**Input material:**
<<<<
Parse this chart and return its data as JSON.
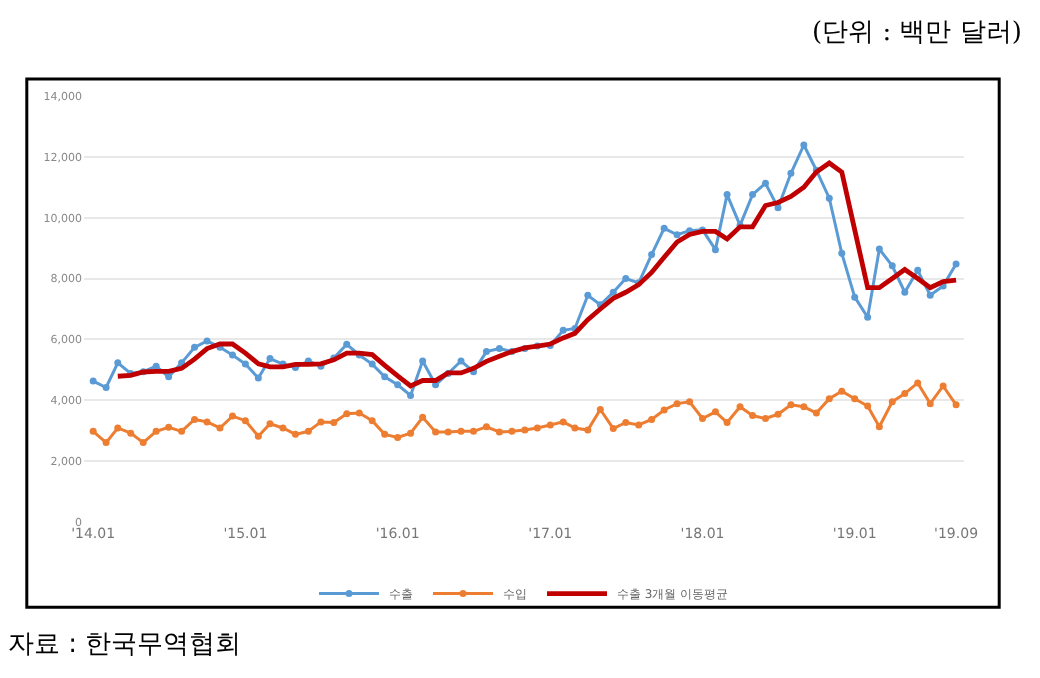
{
  "chart_data": {
    "type": "line",
    "annotations": [
      "(단위 : 백만 달러)",
      "자료 : 한국무역협회"
    ],
    "x": [
      "2014-01",
      "2014-02",
      "2014-03",
      "2014-04",
      "2014-05",
      "2014-06",
      "2014-07",
      "2014-08",
      "2014-09",
      "2014-10",
      "2014-11",
      "2014-12",
      "2015-01",
      "2015-02",
      "2015-03",
      "2015-04",
      "2015-05",
      "2015-06",
      "2015-07",
      "2015-08",
      "2015-09",
      "2015-10",
      "2015-11",
      "2015-12",
      "2016-01",
      "2016-02",
      "2016-03",
      "2016-04",
      "2016-05",
      "2016-06",
      "2016-07",
      "2016-08",
      "2016-09",
      "2016-10",
      "2016-11",
      "2016-12",
      "2017-01",
      "2017-02",
      "2017-03",
      "2017-04",
      "2017-05",
      "2017-06",
      "2017-07",
      "2017-08",
      "2017-09",
      "2017-10",
      "2017-11",
      "2017-12",
      "2018-01",
      "2018-02",
      "2018-03",
      "2018-04",
      "2018-05",
      "2018-06",
      "2018-07",
      "2018-08",
      "2018-09",
      "2018-10",
      "2018-11",
      "2018-12",
      "2019-01",
      "2019-02",
      "2019-03",
      "2019-04",
      "2019-05",
      "2019-06",
      "2019-07",
      "2019-08",
      "2019-09"
    ],
    "series": [
      {
        "name": "수출",
        "color": "#5b9bd5",
        "marker": "circle",
        "values": [
          4630,
          4420,
          5230,
          4880,
          4940,
          5120,
          4770,
          5230,
          5740,
          5950,
          5740,
          5490,
          5190,
          4730,
          5370,
          5190,
          5080,
          5290,
          5120,
          5390,
          5840,
          5490,
          5190,
          4770,
          4510,
          4160,
          5290,
          4510,
          4880,
          5290,
          4940,
          5600,
          5700,
          5600,
          5700,
          5780,
          5800,
          6300,
          6360,
          7450,
          7140,
          7550,
          8000,
          7860,
          8790,
          9650,
          9440,
          9570,
          9600,
          8950,
          10760,
          9750,
          10760,
          11130,
          10330,
          11460,
          12390,
          11560,
          10640,
          8830,
          7390,
          6730,
          8970,
          8420,
          7550,
          8270,
          7450,
          7760,
          8480
        ]
      },
      {
        "name": "수입",
        "color": "#ed7d31",
        "marker": "circle",
        "values": [
          2980,
          2610,
          3090,
          2920,
          2610,
          2980,
          3110,
          2980,
          3370,
          3290,
          3090,
          3480,
          3330,
          2820,
          3230,
          3090,
          2880,
          2980,
          3290,
          3270,
          3560,
          3580,
          3330,
          2880,
          2780,
          2920,
          3440,
          2960,
          2960,
          2980,
          2980,
          3130,
          2960,
          2980,
          3020,
          3090,
          3190,
          3290,
          3090,
          3020,
          3700,
          3070,
          3270,
          3190,
          3370,
          3680,
          3890,
          3950,
          3400,
          3620,
          3270,
          3790,
          3500,
          3400,
          3540,
          3850,
          3790,
          3580,
          4050,
          4300,
          4050,
          3810,
          3130,
          3950,
          4220,
          4570,
          3890,
          4470,
          3850
        ]
      },
      {
        "name": "수출 3개월 이동평균",
        "color": "#c00000",
        "marker": "none",
        "values": [
          null,
          null,
          4790,
          4820,
          4930,
          4950,
          4950,
          5050,
          5350,
          5700,
          5850,
          5850,
          5550,
          5200,
          5100,
          5100,
          5180,
          5180,
          5200,
          5330,
          5550,
          5550,
          5500,
          5150,
          4800,
          4470,
          4650,
          4650,
          4900,
          4900,
          5050,
          5280,
          5450,
          5600,
          5720,
          5780,
          5850,
          6050,
          6200,
          6650,
          7000,
          7350,
          7550,
          7800,
          8200,
          8700,
          9200,
          9450,
          9550,
          9550,
          9300,
          9700,
          9700,
          10400,
          10500,
          10700,
          11000,
          11500,
          11800,
          11500,
          9600,
          7700,
          7700,
          8000,
          8300,
          8000,
          7700,
          7900,
          7950
        ]
      }
    ],
    "xlim": [
      "2013-12-10",
      "2019-09-20"
    ],
    "xticks": [
      {
        "value": "2014-01",
        "label": "'14.01"
      },
      {
        "value": "2015-01",
        "label": "'15.01"
      },
      {
        "value": "2016-01",
        "label": "'16.01"
      },
      {
        "value": "2017-01",
        "label": "'17.01"
      },
      {
        "value": "2018-01",
        "label": "'18.01"
      },
      {
        "value": "2019-01",
        "label": "'19.01"
      },
      {
        "value": "2019-09",
        "label": "'19.09"
      }
    ],
    "ylim": [
      0,
      14000
    ],
    "yticks": [
      {
        "value": 0,
        "label": "0"
      },
      {
        "value": 2000,
        "label": "2,000"
      },
      {
        "value": 4000,
        "label": "4,000"
      },
      {
        "value": 6000,
        "label": "6,000"
      },
      {
        "value": 8000,
        "label": "8,000"
      },
      {
        "value": 10000,
        "label": "10,000"
      },
      {
        "value": 12000,
        "label": "12,000"
      },
      {
        "value": 14000,
        "label": "14,000"
      }
    ],
    "grid": "y",
    "legend": "bottom",
    "line_style": "solid"
  }
}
>>>>
**What the exercise asks:**
Strip the images and reproduce the remaining records precisely.

**Result below:**
Parse this chart and return its data as JSON.
{
  "chart_data": {
    "type": "line",
    "annotations": [
      "(단위 : 백만 달러)",
      "자료 : 한국무역협회"
    ],
    "x": [
      "2014-01",
      "2014-02",
      "2014-03",
      "2014-04",
      "2014-05",
      "2014-06",
      "2014-07",
      "2014-08",
      "2014-09",
      "2014-10",
      "2014-11",
      "2014-12",
      "2015-01",
      "2015-02",
      "2015-03",
      "2015-04",
      "2015-05",
      "2015-06",
      "2015-07",
      "2015-08",
      "2015-09",
      "2015-10",
      "2015-11",
      "2015-12",
      "2016-01",
      "2016-02",
      "2016-03",
      "2016-04",
      "2016-05",
      "2016-06",
      "2016-07",
      "2016-08",
      "2016-09",
      "2016-10",
      "2016-11",
      "2016-12",
      "2017-01",
      "2017-02",
      "2017-03",
      "2017-04",
      "2017-05",
      "2017-06",
      "2017-07",
      "2017-08",
      "2017-09",
      "2017-10",
      "2017-11",
      "2017-12",
      "2018-01",
      "2018-02",
      "2018-03",
      "2018-04",
      "2018-05",
      "2018-06",
      "2018-07",
      "2018-08",
      "2018-09",
      "2018-10",
      "2018-11",
      "2018-12",
      "2019-01",
      "2019-02",
      "2019-03",
      "2019-04",
      "2019-05",
      "2019-06",
      "2019-07",
      "2019-08",
      "2019-09"
    ],
    "series": [
      {
        "name": "수출",
        "color": "#5b9bd5",
        "marker": "circle",
        "values": [
          4630,
          4420,
          5230,
          4880,
          4940,
          5120,
          4770,
          5230,
          5740,
          5950,
          5740,
          5490,
          5190,
          4730,
          5370,
          5190,
          5080,
          5290,
          5120,
          5390,
          5840,
          5490,
          5190,
          4770,
          4510,
          4160,
          5290,
          4510,
          4880,
          5290,
          4940,
          5600,
          5700,
          5600,
          5700,
          5780,
          5800,
          6300,
          6360,
          7450,
          7140,
          7550,
          8000,
          7860,
          8790,
          9650,
          9440,
          9570,
          9600,
          8950,
          10760,
          9750,
          10760,
          11130,
          10330,
          11460,
          12390,
          11560,
          10640,
          8830,
          7390,
          6730,
          8970,
          8420,
          7550,
          8270,
          7450,
          7760,
          8480
        ]
      },
      {
        "name": "수입",
        "color": "#ed7d31",
        "marker": "circle",
        "values": [
          2980,
          2610,
          3090,
          2920,
          2610,
          2980,
          3110,
          2980,
          3370,
          3290,
          3090,
          3480,
          3330,
          2820,
          3230,
          3090,
          2880,
          2980,
          3290,
          3270,
          3560,
          3580,
          3330,
          2880,
          2780,
          2920,
          3440,
          2960,
          2960,
          2980,
          2980,
          3130,
          2960,
          2980,
          3020,
          3090,
          3190,
          3290,
          3090,
          3020,
          3700,
          3070,
          3270,
          3190,
          3370,
          3680,
          3890,
          3950,
          3400,
          3620,
          3270,
          3790,
          3500,
          3400,
          3540,
          3850,
          3790,
          3580,
          4050,
          4300,
          4050,
          3810,
          3130,
          3950,
          4220,
          4570,
          3890,
          4470,
          3850
        ]
      },
      {
        "name": "수출 3개월 이동평균",
        "color": "#c00000",
        "marker": "none",
        "values": [
          null,
          null,
          4790,
          4820,
          4930,
          4950,
          4950,
          5050,
          5350,
          5700,
          5850,
          5850,
          5550,
          5200,
          5100,
          5100,
          5180,
          5180,
          5200,
          5330,
          5550,
          5550,
          5500,
          5150,
          4800,
          4470,
          4650,
          4650,
          4900,
          4900,
          5050,
          5280,
          5450,
          5600,
          5720,
          5780,
          5850,
          6050,
          6200,
          6650,
          7000,
          7350,
          7550,
          7800,
          8200,
          8700,
          9200,
          9450,
          9550,
          9550,
          9300,
          9700,
          9700,
          10400,
          10500,
          10700,
          11000,
          11500,
          11800,
          11500,
          9600,
          7700,
          7700,
          8000,
          8300,
          8000,
          7700,
          7900,
          7950
        ]
      }
    ],
    "xlim": [
      "2013-12-10",
      "2019-09-20"
    ],
    "xticks": [
      {
        "value": "2014-01",
        "label": "'14.01"
      },
      {
        "value": "2015-01",
        "label": "'15.01"
      },
      {
        "value": "2016-01",
        "label": "'16.01"
      },
      {
        "value": "2017-01",
        "label": "'17.01"
      },
      {
        "value": "2018-01",
        "label": "'18.01"
      },
      {
        "value": "2019-01",
        "label": "'19.01"
      },
      {
        "value": "2019-09",
        "label": "'19.09"
      }
    ],
    "ylim": [
      0,
      14000
    ],
    "yticks": [
      {
        "value": 0,
        "label": "0"
      },
      {
        "value": 2000,
        "label": "2,000"
      },
      {
        "value": 4000,
        "label": "4,000"
      },
      {
        "value": 6000,
        "label": "6,000"
      },
      {
        "value": 8000,
        "label": "8,000"
      },
      {
        "value": 10000,
        "label": "10,000"
      },
      {
        "value": 12000,
        "label": "12,000"
      },
      {
        "value": 14000,
        "label": "14,000"
      }
    ],
    "grid": "y",
    "legend": "bottom",
    "line_style": "solid"
  }
}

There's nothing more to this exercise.